● Set problem: Return the material below in full and exactly.

(Stored data)
○ ○ ○ ○ ○

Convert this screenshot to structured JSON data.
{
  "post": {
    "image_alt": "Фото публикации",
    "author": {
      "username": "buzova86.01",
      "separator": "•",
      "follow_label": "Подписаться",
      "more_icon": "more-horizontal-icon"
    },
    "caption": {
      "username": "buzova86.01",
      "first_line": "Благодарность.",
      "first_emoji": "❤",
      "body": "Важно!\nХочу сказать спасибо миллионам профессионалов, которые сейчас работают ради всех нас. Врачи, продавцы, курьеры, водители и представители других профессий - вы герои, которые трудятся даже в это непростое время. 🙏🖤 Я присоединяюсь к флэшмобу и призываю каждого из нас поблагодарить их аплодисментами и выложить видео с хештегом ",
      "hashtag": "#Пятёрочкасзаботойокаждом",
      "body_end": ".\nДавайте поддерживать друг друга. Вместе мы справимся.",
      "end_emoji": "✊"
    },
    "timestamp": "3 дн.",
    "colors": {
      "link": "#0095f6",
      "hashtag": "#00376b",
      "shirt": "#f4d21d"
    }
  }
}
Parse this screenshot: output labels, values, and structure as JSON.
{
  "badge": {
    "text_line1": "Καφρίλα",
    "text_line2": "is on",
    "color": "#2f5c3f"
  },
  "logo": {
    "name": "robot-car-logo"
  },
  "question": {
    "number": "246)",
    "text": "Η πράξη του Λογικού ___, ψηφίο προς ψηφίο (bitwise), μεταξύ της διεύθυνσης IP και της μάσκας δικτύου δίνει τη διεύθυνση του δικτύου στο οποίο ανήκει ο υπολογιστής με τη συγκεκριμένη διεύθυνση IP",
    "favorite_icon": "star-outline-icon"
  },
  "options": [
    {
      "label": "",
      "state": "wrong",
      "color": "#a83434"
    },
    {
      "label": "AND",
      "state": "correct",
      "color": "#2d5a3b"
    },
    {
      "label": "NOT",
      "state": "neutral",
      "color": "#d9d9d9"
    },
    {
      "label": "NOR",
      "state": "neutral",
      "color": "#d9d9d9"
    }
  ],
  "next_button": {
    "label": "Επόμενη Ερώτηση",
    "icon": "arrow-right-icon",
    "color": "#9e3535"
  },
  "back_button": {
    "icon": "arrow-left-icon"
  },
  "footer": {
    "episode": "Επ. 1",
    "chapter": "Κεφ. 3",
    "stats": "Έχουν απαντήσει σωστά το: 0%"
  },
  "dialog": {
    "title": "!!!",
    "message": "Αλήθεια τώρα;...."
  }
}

○ ○ ○ ○ ○

● Exercise answer:
Convert this screenshot to structured JSON data.
{
  "post": {
    "image_alt": "Фото публикации",
    "author": {
      "username": "buzova86.01",
      "separator": "•",
      "follow_label": "Подписаться",
      "more_icon": "more-horizontal-icon"
    },
    "caption": {
      "username": "buzova86.01",
      "first_line": "Благодарность.",
      "first_emoji": "❤",
      "body": "Важно!\nХочу сказать спасибо миллионам профессионалов, которые сейчас работают ради всех нас. Врачи, продавцы, курьеры, водители и представители других профессий - вы герои, которые трудятся даже в это непростое время. 🙏🖤 Я присоединяюсь к флэшмобу и призываю каждого из нас поблагодарить их аплодисментами и выложить видео с хештегом ",
      "hashtag": "#Пятёрочкасзаботойокаждом",
      "body_end": ".\nДавайте поддерживать друг друга. Вместе мы справимся.",
      "end_emoji": "✊"
    },
    "timestamp": "3 дн.",
    "colors": {
      "link": "#0095f6",
      "hashtag": "#00376b",
      "shirt": "#f4d21d"
    }
  }
}
Parse this screenshot: output labels, values, and structure as JSON.
{
  "badge": {
    "text_line1": "Καφρίλα",
    "text_line2": "is on",
    "color": "#2f5c3f"
  },
  "logo": {
    "name": "robot-car-logo"
  },
  "question": {
    "number": "246)",
    "text": "Η πράξη του Λογικού ___, ψηφίο προς ψηφίο (bitwise), μεταξύ της διεύθυνσης IP και της μάσκας δικτύου δίνει τη διεύθυνση του δικτύου στο οποίο ανήκει ο υπολογιστής με τη συγκεκριμένη διεύθυνση IP",
    "favorite_icon": "star-outline-icon"
  },
  "options": [
    {
      "label": "",
      "state": "wrong",
      "color": "#a83434"
    },
    {
      "label": "AND",
      "state": "correct",
      "color": "#2d5a3b"
    },
    {
      "label": "NOT",
      "state": "neutral",
      "color": "#d9d9d9"
    },
    {
      "label": "NOR",
      "state": "neutral",
      "color": "#d9d9d9"
    }
  ],
  "next_button": {
    "label": "Επόμενη Ερώτηση",
    "icon": "arrow-right-icon",
    "color": "#9e3535"
  },
  "back_button": {
    "icon": "arrow-left-icon"
  },
  "footer": {
    "episode": "Επ. 1",
    "chapter": "Κεφ. 3",
    "stats": "Έχουν απαντήσει σωστά το: 0%"
  },
  "dialog": {
    "title": "!!!",
    "message": "Αλήθεια τώρα;...."
  }
}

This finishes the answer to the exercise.